---------- SOURCE MATERIAL ----------

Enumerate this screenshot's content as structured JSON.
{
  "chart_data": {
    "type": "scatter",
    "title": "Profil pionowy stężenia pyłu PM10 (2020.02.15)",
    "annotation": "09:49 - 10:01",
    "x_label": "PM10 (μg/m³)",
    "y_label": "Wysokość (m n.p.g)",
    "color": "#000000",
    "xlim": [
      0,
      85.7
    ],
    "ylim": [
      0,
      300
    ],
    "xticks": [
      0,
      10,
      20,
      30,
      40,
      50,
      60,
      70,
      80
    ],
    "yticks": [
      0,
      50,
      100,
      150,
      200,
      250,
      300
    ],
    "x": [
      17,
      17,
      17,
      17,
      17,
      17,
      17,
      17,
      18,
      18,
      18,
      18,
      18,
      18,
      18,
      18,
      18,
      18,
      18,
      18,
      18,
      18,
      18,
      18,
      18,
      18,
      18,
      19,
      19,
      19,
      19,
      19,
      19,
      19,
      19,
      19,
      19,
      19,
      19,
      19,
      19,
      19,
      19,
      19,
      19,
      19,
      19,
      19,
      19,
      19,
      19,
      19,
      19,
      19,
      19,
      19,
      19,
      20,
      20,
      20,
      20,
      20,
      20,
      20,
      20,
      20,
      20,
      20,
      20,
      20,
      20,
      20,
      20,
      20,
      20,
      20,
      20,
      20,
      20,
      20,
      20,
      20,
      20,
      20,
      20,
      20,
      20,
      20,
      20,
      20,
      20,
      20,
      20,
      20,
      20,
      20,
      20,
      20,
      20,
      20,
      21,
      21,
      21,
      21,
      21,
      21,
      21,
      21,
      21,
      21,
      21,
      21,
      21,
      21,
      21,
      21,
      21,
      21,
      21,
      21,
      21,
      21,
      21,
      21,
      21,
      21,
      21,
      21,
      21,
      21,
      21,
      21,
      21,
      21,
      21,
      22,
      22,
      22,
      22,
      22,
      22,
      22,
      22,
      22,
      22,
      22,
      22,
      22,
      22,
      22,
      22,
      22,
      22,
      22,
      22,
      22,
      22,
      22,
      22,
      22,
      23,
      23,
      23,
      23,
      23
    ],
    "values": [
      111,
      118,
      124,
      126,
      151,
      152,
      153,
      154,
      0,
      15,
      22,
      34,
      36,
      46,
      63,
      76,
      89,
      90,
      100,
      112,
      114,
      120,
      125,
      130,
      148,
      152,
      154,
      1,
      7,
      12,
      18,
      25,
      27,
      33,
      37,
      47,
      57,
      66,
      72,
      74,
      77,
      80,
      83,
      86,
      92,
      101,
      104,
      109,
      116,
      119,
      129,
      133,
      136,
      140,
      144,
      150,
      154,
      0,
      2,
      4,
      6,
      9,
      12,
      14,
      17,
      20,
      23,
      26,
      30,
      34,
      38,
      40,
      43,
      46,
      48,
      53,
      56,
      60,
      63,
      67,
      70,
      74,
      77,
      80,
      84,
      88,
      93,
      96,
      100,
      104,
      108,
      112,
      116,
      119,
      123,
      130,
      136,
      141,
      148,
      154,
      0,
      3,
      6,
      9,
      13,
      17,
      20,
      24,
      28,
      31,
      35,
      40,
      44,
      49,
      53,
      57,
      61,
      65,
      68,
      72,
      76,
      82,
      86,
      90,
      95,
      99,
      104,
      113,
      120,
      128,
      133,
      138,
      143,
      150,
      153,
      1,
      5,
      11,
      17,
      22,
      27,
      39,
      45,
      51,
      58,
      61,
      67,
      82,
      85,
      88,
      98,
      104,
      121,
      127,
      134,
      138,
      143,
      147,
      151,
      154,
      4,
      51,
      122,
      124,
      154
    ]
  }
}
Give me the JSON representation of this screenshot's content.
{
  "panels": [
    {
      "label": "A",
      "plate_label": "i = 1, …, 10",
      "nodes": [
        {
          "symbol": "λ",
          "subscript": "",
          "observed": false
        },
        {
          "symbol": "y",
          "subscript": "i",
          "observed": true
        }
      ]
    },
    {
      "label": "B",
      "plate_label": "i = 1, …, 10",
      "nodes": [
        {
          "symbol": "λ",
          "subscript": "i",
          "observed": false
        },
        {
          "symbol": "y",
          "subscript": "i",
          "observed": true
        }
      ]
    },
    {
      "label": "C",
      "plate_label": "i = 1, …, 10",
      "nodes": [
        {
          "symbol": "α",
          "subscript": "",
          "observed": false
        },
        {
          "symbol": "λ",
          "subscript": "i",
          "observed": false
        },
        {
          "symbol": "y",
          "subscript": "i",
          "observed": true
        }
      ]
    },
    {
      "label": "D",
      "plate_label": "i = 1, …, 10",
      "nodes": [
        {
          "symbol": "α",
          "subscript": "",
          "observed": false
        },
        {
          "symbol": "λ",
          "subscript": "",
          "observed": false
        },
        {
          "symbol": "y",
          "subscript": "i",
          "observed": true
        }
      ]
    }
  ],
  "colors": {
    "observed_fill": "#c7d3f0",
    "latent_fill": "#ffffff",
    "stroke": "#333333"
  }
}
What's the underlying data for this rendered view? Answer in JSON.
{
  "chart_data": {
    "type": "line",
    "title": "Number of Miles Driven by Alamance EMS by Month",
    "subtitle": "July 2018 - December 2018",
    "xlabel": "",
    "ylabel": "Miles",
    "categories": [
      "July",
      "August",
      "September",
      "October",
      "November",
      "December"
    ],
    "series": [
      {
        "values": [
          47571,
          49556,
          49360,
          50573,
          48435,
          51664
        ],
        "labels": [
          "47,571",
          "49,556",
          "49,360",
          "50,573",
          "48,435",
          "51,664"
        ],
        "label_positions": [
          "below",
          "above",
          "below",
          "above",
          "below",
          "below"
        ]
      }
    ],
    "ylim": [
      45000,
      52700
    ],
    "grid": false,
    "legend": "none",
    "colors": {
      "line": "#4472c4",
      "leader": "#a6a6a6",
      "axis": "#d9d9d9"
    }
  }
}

----------

-- WHAT IS BEING ASKED --
State how many lines above include the word "this", and nothing more.

-- RIGHT ANSWER --
3